The exercise: Leaving out the pictures, transcribe all of the records faithfully.

Extracted information:
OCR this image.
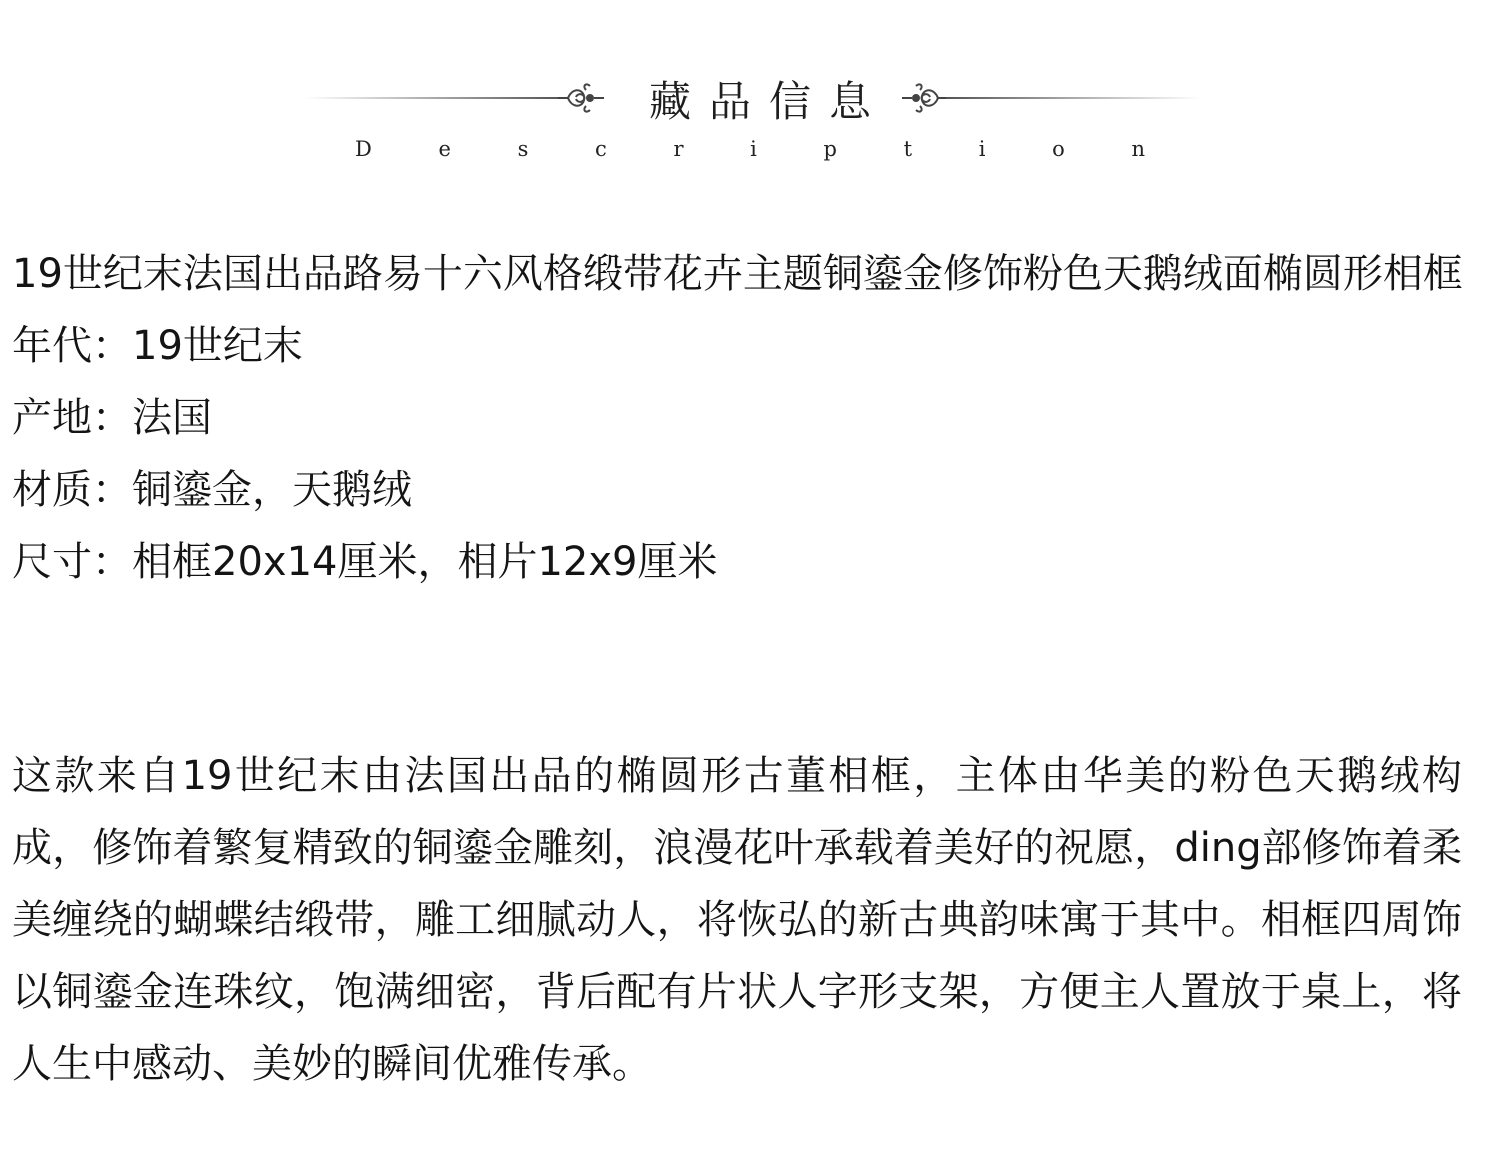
藏品信息
D	e	s	c	r	i	p	t	i	o	n
19世纪末法国出品路易十六风格缎带花卉主题铜鎏金修饰粉色天鹅绒面椭圆形相框
年代：19世纪末
产地：法国
材质：铜鎏金，天鹅绒
尺寸：相框20x14厘米，相片12x9厘米
这款来自19世纪末由法国出品的椭圆形古董相框，主体由华美的粉色天鹅绒构成，修饰着繁复精致的铜鎏金雕刻，浪漫花叶承载着美好的祝愿，ding部修饰着柔美缠绕的蝴蝶结缎带，雕工细腻动人，将恢弘的新古典韵味寓于其中。相框四周饰以铜鎏金连珠纹，饱满细密，背后配有片状人字形支架，方便主人置放于桌上，将人生中感动、美妙的瞬间优雅传承。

Expected answer:
OCR this image.
藏品信息
D	e	s	c	r	i	p	t	i	o	n
19世纪末法国出品路易十六风格缎带花卉主题铜鎏金修饰粉色天鹅绒面椭圆形相框
年代：19世纪末
产地：法国
材质：铜鎏金，天鹅绒
尺寸：相框20x14厘米，相片12x9厘米
这款来自19世纪末由法国出品的椭圆形古董相框，主体由华美的粉色天鹅绒构成，修饰着繁复精致的铜鎏金雕刻，浪漫花叶承载着美好的祝愿，ding部修饰着柔美缠绕的蝴蝶结缎带，雕工细腻动人，将恢弘的新古典韵味寓于其中。相框四周饰以铜鎏金连珠纹，饱满细密，背后配有片状人字形支架，方便主人置放于桌上，将人生中感动、美妙的瞬间优雅传承。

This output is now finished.